**TASK DESCRIPTION**
Reproduce all of the data, making sure that no line differs from the original.

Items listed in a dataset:
○ ○ ○

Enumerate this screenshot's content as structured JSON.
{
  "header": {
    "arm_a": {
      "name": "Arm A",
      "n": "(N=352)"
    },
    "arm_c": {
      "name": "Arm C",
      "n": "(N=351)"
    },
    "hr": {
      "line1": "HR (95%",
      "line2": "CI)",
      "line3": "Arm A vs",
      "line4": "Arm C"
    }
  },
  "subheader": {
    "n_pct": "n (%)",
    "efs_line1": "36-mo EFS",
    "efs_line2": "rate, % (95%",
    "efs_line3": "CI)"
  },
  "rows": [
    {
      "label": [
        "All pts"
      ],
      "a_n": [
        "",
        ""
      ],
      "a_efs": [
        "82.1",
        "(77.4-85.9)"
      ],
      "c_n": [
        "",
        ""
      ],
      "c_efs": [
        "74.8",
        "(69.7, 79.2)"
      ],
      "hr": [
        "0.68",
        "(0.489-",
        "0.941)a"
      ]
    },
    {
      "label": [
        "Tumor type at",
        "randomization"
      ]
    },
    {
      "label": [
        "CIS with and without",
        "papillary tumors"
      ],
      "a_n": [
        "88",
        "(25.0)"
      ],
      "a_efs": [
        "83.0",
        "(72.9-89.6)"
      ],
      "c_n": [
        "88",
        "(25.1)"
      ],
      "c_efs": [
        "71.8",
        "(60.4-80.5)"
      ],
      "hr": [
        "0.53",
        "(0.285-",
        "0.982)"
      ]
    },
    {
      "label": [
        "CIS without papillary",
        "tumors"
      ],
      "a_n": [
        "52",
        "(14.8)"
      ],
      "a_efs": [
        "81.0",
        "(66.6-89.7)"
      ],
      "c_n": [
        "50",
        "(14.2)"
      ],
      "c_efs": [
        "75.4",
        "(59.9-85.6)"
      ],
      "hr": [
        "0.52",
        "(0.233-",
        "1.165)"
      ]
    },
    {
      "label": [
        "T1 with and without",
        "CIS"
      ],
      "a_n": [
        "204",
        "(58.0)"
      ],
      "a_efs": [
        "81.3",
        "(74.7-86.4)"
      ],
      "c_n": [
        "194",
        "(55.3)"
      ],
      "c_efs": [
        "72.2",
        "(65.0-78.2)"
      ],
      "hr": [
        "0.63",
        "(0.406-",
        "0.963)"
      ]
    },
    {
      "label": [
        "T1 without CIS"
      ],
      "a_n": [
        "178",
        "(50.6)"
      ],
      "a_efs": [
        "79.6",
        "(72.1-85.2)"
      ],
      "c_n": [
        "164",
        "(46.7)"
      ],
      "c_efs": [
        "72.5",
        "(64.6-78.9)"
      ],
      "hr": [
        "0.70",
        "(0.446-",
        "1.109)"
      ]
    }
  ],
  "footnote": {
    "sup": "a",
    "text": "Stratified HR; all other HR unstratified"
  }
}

○ ○ ○

**SOLUTION FOR THIS TASK**
Enumerate this screenshot's content as structured JSON.
{
  "header": {
    "arm_a": {
      "name": "Arm A",
      "n": "(N=352)"
    },
    "arm_c": {
      "name": "Arm C",
      "n": "(N=351)"
    },
    "hr": {
      "line1": "HR (95%",
      "line2": "CI)",
      "line3": "Arm A vs",
      "line4": "Arm C"
    }
  },
  "subheader": {
    "n_pct": "n (%)",
    "efs_line1": "36-mo EFS",
    "efs_line2": "rate, % (95%",
    "efs_line3": "CI)"
  },
  "rows": [
    {
      "label": [
        "All pts"
      ],
      "a_n": [
        "",
        ""
      ],
      "a_efs": [
        "82.1",
        "(77.4-85.9)"
      ],
      "c_n": [
        "",
        ""
      ],
      "c_efs": [
        "74.8",
        "(69.7, 79.2)"
      ],
      "hr": [
        "0.68",
        "(0.489-",
        "0.941)a"
      ]
    },
    {
      "label": [
        "Tumor type at",
        "randomization"
      ]
    },
    {
      "label": [
        "CIS with and without",
        "papillary tumors"
      ],
      "a_n": [
        "88",
        "(25.0)"
      ],
      "a_efs": [
        "83.0",
        "(72.9-89.6)"
      ],
      "c_n": [
        "88",
        "(25.1)"
      ],
      "c_efs": [
        "71.8",
        "(60.4-80.5)"
      ],
      "hr": [
        "0.53",
        "(0.285-",
        "0.982)"
      ]
    },
    {
      "label": [
        "CIS without papillary",
        "tumors"
      ],
      "a_n": [
        "52",
        "(14.8)"
      ],
      "a_efs": [
        "81.0",
        "(66.6-89.7)"
      ],
      "c_n": [
        "50",
        "(14.2)"
      ],
      "c_efs": [
        "75.4",
        "(59.9-85.6)"
      ],
      "hr": [
        "0.52",
        "(0.233-",
        "1.165)"
      ]
    },
    {
      "label": [
        "T1 with and without",
        "CIS"
      ],
      "a_n": [
        "204",
        "(58.0)"
      ],
      "a_efs": [
        "81.3",
        "(74.7-86.4)"
      ],
      "c_n": [
        "194",
        "(55.3)"
      ],
      "c_efs": [
        "72.2",
        "(65.0-78.2)"
      ],
      "hr": [
        "0.63",
        "(0.406-",
        "0.963)"
      ]
    },
    {
      "label": [
        "T1 without CIS"
      ],
      "a_n": [
        "178",
        "(50.6)"
      ],
      "a_efs": [
        "79.6",
        "(72.1-85.2)"
      ],
      "c_n": [
        "164",
        "(46.7)"
      ],
      "c_efs": [
        "72.5",
        "(64.6-78.9)"
      ],
      "hr": [
        "0.70",
        "(0.446-",
        "1.109)"
      ]
    }
  ],
  "footnote": {
    "sup": "a",
    "text": "Stratified HR; all other HR unstratified"
  }
}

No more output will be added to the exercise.